#### GOAL:
Your task is to output the data exactly as it stands.

===== RECORD SET =====

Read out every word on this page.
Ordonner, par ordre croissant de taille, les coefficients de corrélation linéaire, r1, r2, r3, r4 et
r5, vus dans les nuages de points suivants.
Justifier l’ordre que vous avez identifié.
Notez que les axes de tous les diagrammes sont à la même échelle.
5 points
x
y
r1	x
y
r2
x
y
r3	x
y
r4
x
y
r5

=====

#### RESPONSE TO THE EXERCISE:
Read out every word on this page.
Ordonner, par ordre croissant de taille, les coefficients de corrélation linéaire, r1, r2, r3, r4 et
r5, vus dans les nuages de points suivants.
Justifier l’ordre que vous avez identifié.
Notez que les axes de tous les diagrammes sont à la même échelle.
5 points
x
y
r1	x
y
r2
x
y
r3	x
y
r4
x
y
r5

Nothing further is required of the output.